#### TASK TO CARRY OUT
How many of the lines below contain "revolution"? Answer with that number alone.

#### Records from a collection
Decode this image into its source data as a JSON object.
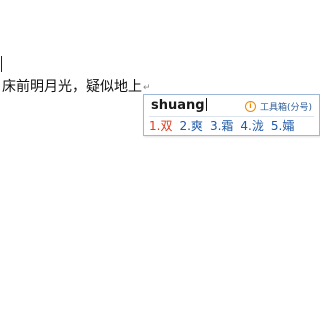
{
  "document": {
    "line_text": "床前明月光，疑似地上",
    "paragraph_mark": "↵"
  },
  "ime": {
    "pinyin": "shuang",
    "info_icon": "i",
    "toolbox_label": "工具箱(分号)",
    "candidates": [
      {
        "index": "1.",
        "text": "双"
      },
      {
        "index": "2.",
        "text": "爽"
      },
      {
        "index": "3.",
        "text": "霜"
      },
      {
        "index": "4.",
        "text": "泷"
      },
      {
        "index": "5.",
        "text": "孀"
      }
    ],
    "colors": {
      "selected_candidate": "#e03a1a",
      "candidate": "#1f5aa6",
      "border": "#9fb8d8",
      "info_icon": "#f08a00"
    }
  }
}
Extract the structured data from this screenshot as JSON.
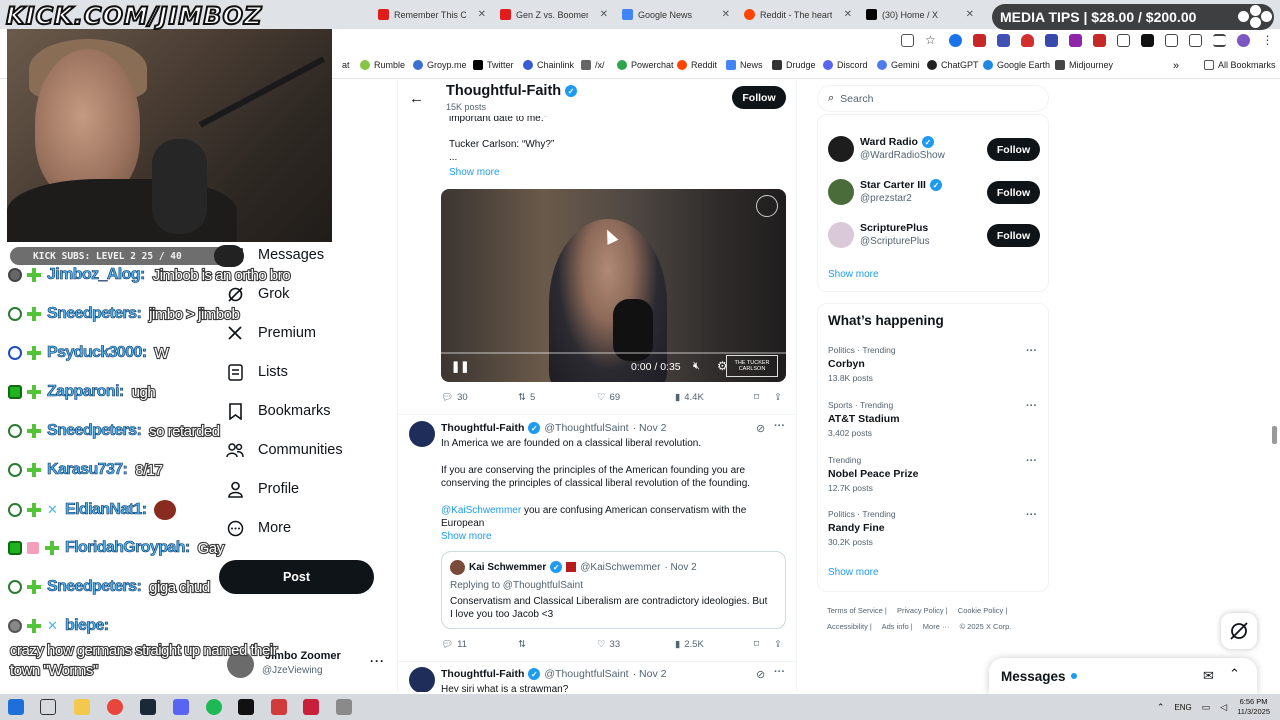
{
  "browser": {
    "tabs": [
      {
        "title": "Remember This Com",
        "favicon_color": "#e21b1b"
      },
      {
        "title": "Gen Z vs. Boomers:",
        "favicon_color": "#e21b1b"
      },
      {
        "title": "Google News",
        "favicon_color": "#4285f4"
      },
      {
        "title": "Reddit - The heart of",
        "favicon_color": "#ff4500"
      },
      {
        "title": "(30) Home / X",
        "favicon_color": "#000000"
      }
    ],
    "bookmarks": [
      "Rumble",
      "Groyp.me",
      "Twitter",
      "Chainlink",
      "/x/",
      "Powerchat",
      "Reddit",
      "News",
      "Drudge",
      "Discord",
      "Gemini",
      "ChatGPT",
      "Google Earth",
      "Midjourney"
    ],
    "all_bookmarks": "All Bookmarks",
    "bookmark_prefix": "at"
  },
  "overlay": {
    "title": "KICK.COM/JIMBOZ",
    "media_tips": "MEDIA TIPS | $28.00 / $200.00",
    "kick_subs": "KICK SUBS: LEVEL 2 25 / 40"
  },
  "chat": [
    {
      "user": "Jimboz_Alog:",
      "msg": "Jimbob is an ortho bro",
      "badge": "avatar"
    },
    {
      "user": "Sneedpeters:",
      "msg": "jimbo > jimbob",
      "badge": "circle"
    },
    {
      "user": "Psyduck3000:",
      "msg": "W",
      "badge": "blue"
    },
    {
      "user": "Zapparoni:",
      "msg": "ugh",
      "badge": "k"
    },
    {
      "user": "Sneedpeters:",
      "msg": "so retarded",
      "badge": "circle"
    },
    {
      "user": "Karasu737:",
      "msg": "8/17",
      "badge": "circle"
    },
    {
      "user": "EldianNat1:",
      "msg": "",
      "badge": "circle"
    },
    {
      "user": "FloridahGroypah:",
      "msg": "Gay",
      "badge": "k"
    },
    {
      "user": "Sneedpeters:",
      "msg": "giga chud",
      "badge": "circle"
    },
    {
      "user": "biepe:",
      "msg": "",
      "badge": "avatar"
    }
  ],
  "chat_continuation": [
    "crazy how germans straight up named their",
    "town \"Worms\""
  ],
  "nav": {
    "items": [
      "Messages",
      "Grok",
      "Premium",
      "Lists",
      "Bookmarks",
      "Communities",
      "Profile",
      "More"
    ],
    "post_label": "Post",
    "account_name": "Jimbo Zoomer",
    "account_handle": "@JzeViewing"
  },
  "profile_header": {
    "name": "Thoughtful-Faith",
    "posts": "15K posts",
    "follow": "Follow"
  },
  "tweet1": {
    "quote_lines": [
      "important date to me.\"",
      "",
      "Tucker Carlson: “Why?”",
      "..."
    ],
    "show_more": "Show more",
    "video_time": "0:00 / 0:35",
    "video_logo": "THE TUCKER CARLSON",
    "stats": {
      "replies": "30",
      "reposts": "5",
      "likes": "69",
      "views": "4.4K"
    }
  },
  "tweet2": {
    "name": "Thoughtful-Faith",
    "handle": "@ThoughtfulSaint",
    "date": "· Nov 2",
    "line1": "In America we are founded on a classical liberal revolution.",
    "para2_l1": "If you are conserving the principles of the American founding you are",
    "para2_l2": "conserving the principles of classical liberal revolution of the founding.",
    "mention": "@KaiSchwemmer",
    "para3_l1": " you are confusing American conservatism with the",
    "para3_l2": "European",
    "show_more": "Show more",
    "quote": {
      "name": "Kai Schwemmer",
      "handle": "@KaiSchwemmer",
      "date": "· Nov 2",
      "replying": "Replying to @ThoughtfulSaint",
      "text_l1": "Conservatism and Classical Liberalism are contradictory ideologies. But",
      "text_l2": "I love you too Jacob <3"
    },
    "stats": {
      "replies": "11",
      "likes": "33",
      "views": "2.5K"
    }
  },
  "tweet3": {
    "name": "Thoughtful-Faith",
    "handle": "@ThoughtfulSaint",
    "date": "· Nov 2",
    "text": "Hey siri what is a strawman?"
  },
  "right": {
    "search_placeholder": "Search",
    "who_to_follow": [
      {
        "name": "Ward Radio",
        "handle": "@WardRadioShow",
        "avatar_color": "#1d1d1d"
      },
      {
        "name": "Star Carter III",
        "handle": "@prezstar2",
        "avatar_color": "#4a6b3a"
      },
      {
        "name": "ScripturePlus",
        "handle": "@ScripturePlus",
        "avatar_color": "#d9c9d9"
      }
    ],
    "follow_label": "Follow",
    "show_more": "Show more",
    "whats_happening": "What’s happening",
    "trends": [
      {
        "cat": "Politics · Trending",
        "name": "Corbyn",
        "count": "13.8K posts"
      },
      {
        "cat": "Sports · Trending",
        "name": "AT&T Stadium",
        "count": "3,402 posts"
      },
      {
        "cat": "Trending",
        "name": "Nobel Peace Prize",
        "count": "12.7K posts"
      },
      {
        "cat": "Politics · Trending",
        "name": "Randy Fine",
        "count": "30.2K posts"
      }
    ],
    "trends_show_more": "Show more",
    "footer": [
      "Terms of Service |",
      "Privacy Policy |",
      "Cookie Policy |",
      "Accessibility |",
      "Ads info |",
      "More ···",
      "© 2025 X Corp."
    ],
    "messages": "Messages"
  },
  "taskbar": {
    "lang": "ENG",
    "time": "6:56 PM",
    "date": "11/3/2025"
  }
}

#### WORKED SOLUTION
2